Supplied information ->

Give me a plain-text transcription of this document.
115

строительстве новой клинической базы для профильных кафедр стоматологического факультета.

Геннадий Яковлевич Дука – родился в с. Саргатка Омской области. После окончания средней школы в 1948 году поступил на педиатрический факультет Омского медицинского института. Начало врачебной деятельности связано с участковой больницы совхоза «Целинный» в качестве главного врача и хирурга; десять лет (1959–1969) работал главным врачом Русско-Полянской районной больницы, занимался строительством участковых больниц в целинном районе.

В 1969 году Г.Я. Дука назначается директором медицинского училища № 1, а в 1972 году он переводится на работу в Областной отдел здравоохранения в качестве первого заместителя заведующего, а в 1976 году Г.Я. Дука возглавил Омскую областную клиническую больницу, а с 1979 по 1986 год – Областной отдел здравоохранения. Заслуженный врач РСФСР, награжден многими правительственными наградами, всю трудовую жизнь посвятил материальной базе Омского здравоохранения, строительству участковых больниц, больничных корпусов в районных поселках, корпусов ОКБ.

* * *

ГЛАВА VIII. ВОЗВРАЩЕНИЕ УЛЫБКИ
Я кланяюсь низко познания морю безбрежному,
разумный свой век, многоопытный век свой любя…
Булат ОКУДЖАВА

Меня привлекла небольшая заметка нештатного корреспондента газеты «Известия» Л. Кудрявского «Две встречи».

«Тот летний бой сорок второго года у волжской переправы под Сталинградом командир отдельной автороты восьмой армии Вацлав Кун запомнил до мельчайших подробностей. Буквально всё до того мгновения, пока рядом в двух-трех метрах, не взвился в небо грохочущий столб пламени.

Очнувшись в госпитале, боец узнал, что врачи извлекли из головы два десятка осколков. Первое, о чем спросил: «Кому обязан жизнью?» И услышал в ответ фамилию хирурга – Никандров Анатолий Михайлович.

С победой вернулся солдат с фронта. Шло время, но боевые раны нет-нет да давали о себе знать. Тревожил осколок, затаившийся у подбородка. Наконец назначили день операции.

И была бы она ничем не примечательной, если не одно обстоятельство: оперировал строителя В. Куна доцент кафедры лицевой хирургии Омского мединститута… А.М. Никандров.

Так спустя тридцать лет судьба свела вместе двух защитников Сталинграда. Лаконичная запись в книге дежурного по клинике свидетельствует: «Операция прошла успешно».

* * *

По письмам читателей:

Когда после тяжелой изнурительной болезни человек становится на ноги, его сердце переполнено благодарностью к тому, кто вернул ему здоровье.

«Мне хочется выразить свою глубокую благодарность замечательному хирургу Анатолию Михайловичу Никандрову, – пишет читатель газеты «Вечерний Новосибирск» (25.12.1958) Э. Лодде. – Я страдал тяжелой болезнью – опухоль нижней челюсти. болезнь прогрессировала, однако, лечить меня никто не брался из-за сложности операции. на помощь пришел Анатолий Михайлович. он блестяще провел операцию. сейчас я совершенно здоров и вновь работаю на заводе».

The problem -> List each line of the entries that holds the string "Дука".

Completed task ->
Геннадий Яковлевич Дука – родился в с. Саргатка Омской области. После окончания средней школы в 1948 году поступил на педиатрический факультет Омского медицинского института. Начало врачебной деятельности связано с участковой больницы совхоза «Целинный» в качестве главного врача и хирурга; десять лет (1959–1969) работал главным врачом Русско-Полянской районной больницы, занимался строительством участковых больниц в целинном районе.
В 1969 году Г.Я. Дука назначается директором медицинского училища № 1, а в 1972 году он переводится на работу в Областной отдел здравоохранения в качестве первого заместителя заведующего, а в 1976 году Г.Я. Дука возглавил Омскую областную клиническую больницу, а с 1979 по 1986 год – Областной отдел здравоохранения. Заслуженный врач РСФСР, награжден многими правительственными наградами, всю трудовую жизнь посвятил материальной базе Омского здравоохранения, строительству участковых больниц, больничных корпусов в районных поселках, корпусов ОКБ.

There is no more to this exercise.